## [STATED GOAL]
Your job is to retype all of the data word for word, leaving every image out.

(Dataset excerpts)
——
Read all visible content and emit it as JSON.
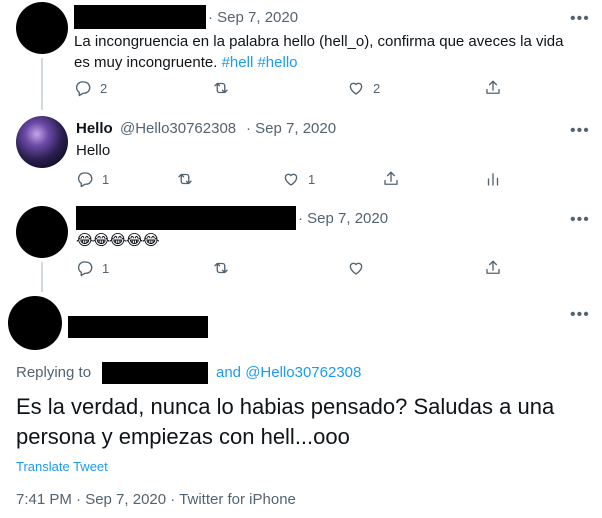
{
  "tweet1": {
    "date": "· Sep 7, 2020",
    "text": "La incongruencia en la palabra hello (hell_o), confirma que aveces la vida es muy incongruente.",
    "hashtags": [
      "#hell",
      "#hello"
    ],
    "reply_count": "2",
    "like_count": "2"
  },
  "tweet2": {
    "name": "Hello",
    "handle": "@Hello30762308",
    "date": "· Sep 7, 2020",
    "text": "Hello",
    "reply_count": "1",
    "like_count": "1"
  },
  "tweet3": {
    "date": "· Sep 7, 2020",
    "text": "😂😂😂😂😂",
    "reply_count": "1"
  },
  "main": {
    "replying_to": "Replying to",
    "and_mention": "and @Hello30762308",
    "text": "Es la verdad, nunca lo habias pensado? Saludas a una persona y empiezas con hell...ooo",
    "translate": "Translate Tweet",
    "timestamp": "7:41 PM · Sep 7, 2020 · Twitter for iPhone"
  },
  "more_glyph": "•••",
  "colors": {
    "link": "#1d9bf0",
    "muted": "#536471",
    "thread_line": "#cfd9de"
  },
  "icons": [
    "reply-icon",
    "retweet-icon",
    "like-icon",
    "share-icon",
    "analytics-icon",
    "more-icon"
  ]
}
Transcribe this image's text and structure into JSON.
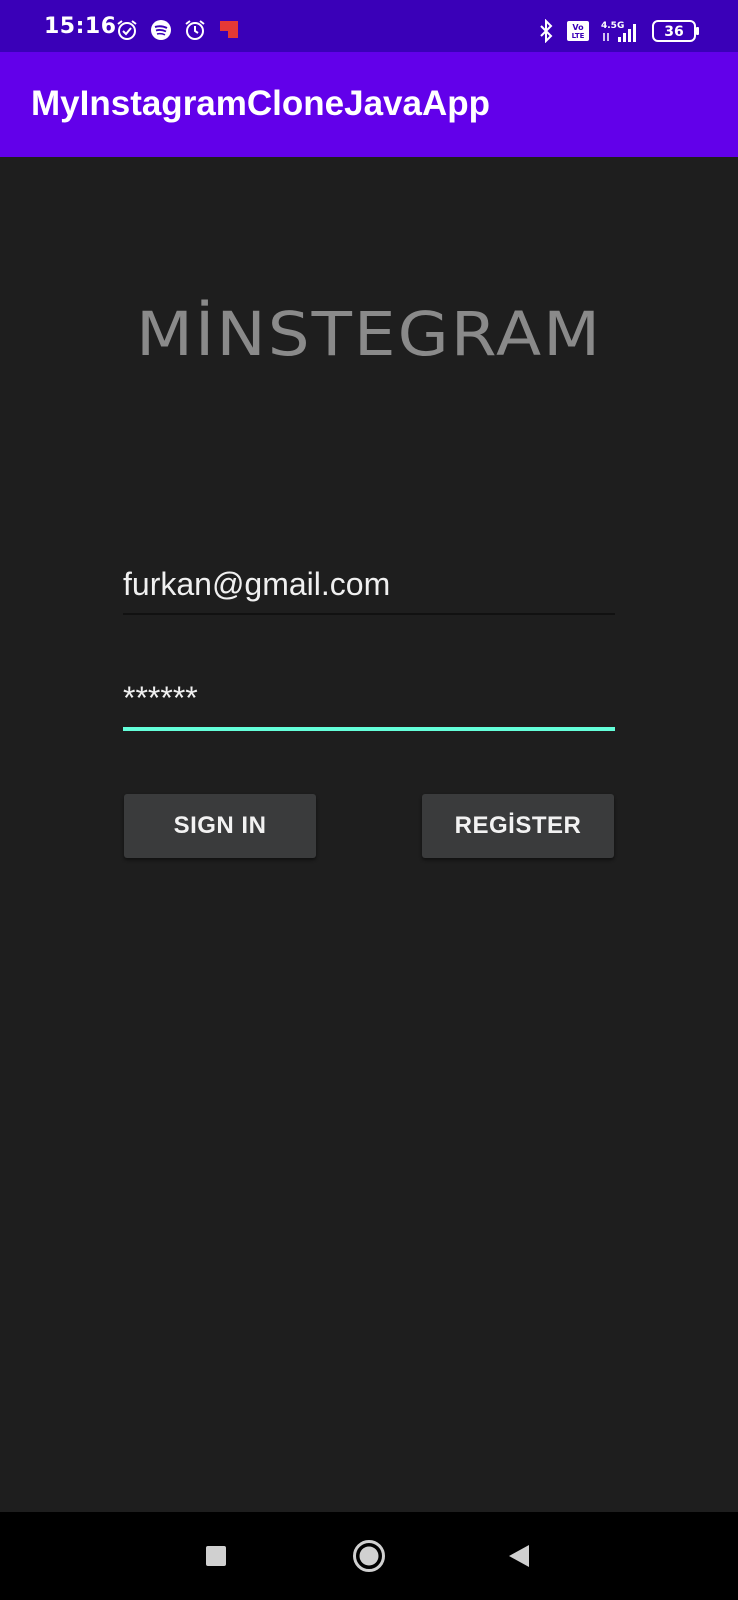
——
## [RESULT OF THE EXERCISE]
Read all visible content and emit it as JSON.
{
  "tweet1": {
    "date": "· Sep 7, 2020",
    "text": "La incongruencia en la palabra hello (hell_o), confirma que aveces la vida es muy incongruente.",
    "hashtags": [
      "#hell",
      "#hello"
    ],
    "reply_count": "2",
    "like_count": "2"
  },
  "tweet2": {
    "name": "Hello",
    "handle": "@Hello30762308",
    "date": "· Sep 7, 2020",
    "text": "Hello",
    "reply_count": "1",
    "like_count": "1"
  },
  "tweet3": {
    "date": "· Sep 7, 2020",
    "text": "😂😂😂😂😂",
    "reply_count": "1"
  },
  "main": {
    "replying_to": "Replying to",
    "and_mention": "and @Hello30762308",
    "text": "Es la verdad, nunca lo habias pensado? Saludas a una persona y empiezas con hell...ooo",
    "translate": "Translate Tweet",
    "timestamp": "7:41 PM · Sep 7, 2020 · Twitter for iPhone"
  },
  "more_glyph": "•••",
  "colors": {
    "link": "#1d9bf0",
    "muted": "#536471",
    "thread_line": "#cfd9de"
  },
  "icons": [
    "reply-icon",
    "retweet-icon",
    "like-icon",
    "share-icon",
    "analytics-icon",
    "more-icon"
  ]
}
Transcribe this image's text and structure into JSON.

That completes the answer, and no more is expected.